→ **What the exercise asks**
Make an exact copy of all the material below, apart from the pictures.
>> BEGIN Record set
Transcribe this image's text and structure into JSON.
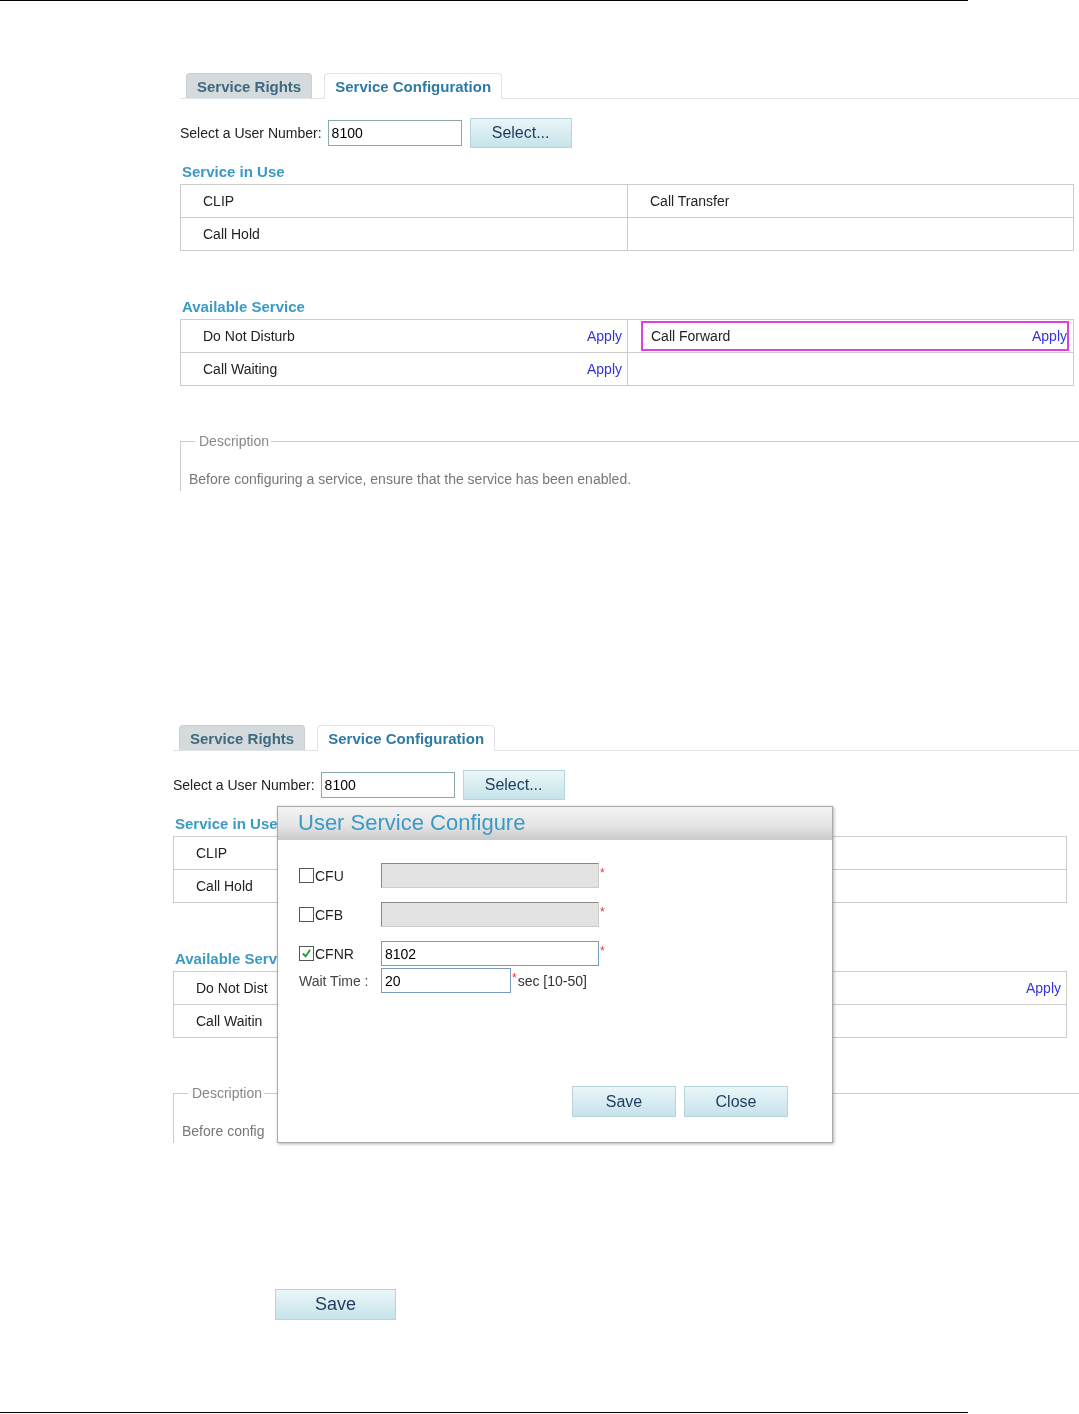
{
  "screens": [
    {
      "tabs": [
        {
          "label": "Service Rights",
          "selected": false
        },
        {
          "label": "Service Configuration",
          "selected": true
        }
      ],
      "user_number": {
        "label": "Select a User Number:",
        "value": "8100",
        "button": "Select..."
      },
      "sections": [
        {
          "title": "Service in Use",
          "rows": [
            {
              "cells": [
                {
                  "label": "CLIP"
                },
                {
                  "label": "Call Transfer"
                }
              ]
            },
            {
              "cells": [
                {
                  "label": "Call Hold"
                }
              ]
            }
          ]
        },
        {
          "title": "Available Service",
          "rows": [
            {
              "cells": [
                {
                  "label": "Do Not Disturb",
                  "action": "Apply"
                },
                {
                  "label": "Call Forward",
                  "action": "Apply",
                  "highlighted": true
                }
              ]
            },
            {
              "cells": [
                {
                  "label": "Call Waiting",
                  "action": "Apply"
                }
              ]
            }
          ]
        }
      ],
      "description": {
        "legend": "Description",
        "text": "Before configuring a service, ensure that the service has been enabled."
      }
    },
    {
      "tabs": [
        {
          "label": "Service Rights",
          "selected": false
        },
        {
          "label": "Service Configuration",
          "selected": true
        }
      ],
      "user_number": {
        "label": "Select a User Number:",
        "value": "8100",
        "button": "Select..."
      },
      "sections": [
        {
          "title": "Service in Use",
          "rows": [
            {
              "cells": [
                {
                  "label": "CLIP"
                }
              ]
            },
            {
              "cells": [
                {
                  "label": "Call Hold"
                }
              ]
            }
          ]
        },
        {
          "title": "Available Serv",
          "rows": [
            {
              "cells": [
                {
                  "label": "Do Not Dist"
                },
                {
                  "action": "Apply"
                }
              ]
            },
            {
              "cells": [
                {
                  "label": "Call Waitin"
                }
              ]
            }
          ]
        }
      ],
      "description": {
        "legend": "Description",
        "text": "Before config"
      },
      "dialog": {
        "title": "User Service Configure",
        "fields": [
          {
            "label": "CFU",
            "checked": false,
            "disabled": true,
            "required_mark": "*"
          },
          {
            "label": "CFB",
            "checked": false,
            "disabled": true,
            "required_mark": "*"
          },
          {
            "label": "CFNR",
            "checked": true,
            "disabled": false,
            "value": "8102",
            "required_mark": "*"
          }
        ],
        "wait_time": {
          "label": "Wait Time :",
          "value": "20",
          "required_mark": "*",
          "hint": "sec [10-50]"
        },
        "buttons": [
          "Save",
          "Close"
        ]
      }
    }
  ],
  "save_button": "Save"
}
>> END Record set
→ **Solved problem**
Transcribe this image's text and structure into JSON.
{
  "screens": [
    {
      "tabs": [
        {
          "label": "Service Rights",
          "selected": false
        },
        {
          "label": "Service Configuration",
          "selected": true
        }
      ],
      "user_number": {
        "label": "Select a User Number:",
        "value": "8100",
        "button": "Select..."
      },
      "sections": [
        {
          "title": "Service in Use",
          "rows": [
            {
              "cells": [
                {
                  "label": "CLIP"
                },
                {
                  "label": "Call Transfer"
                }
              ]
            },
            {
              "cells": [
                {
                  "label": "Call Hold"
                }
              ]
            }
          ]
        },
        {
          "title": "Available Service",
          "rows": [
            {
              "cells": [
                {
                  "label": "Do Not Disturb",
                  "action": "Apply"
                },
                {
                  "label": "Call Forward",
                  "action": "Apply",
                  "highlighted": true
                }
              ]
            },
            {
              "cells": [
                {
                  "label": "Call Waiting",
                  "action": "Apply"
                }
              ]
            }
          ]
        }
      ],
      "description": {
        "legend": "Description",
        "text": "Before configuring a service, ensure that the service has been enabled."
      }
    },
    {
      "tabs": [
        {
          "label": "Service Rights",
          "selected": false
        },
        {
          "label": "Service Configuration",
          "selected": true
        }
      ],
      "user_number": {
        "label": "Select a User Number:",
        "value": "8100",
        "button": "Select..."
      },
      "sections": [
        {
          "title": "Service in Use",
          "rows": [
            {
              "cells": [
                {
                  "label": "CLIP"
                }
              ]
            },
            {
              "cells": [
                {
                  "label": "Call Hold"
                }
              ]
            }
          ]
        },
        {
          "title": "Available Serv",
          "rows": [
            {
              "cells": [
                {
                  "label": "Do Not Dist"
                },
                {
                  "action": "Apply"
                }
              ]
            },
            {
              "cells": [
                {
                  "label": "Call Waitin"
                }
              ]
            }
          ]
        }
      ],
      "description": {
        "legend": "Description",
        "text": "Before config"
      },
      "dialog": {
        "title": "User Service Configure",
        "fields": [
          {
            "label": "CFU",
            "checked": false,
            "disabled": true,
            "required_mark": "*"
          },
          {
            "label": "CFB",
            "checked": false,
            "disabled": true,
            "required_mark": "*"
          },
          {
            "label": "CFNR",
            "checked": true,
            "disabled": false,
            "value": "8102",
            "required_mark": "*"
          }
        ],
        "wait_time": {
          "label": "Wait Time :",
          "value": "20",
          "required_mark": "*",
          "hint": "sec [10-50]"
        },
        "buttons": [
          "Save",
          "Close"
        ]
      }
    }
  ],
  "save_button": "Save"
}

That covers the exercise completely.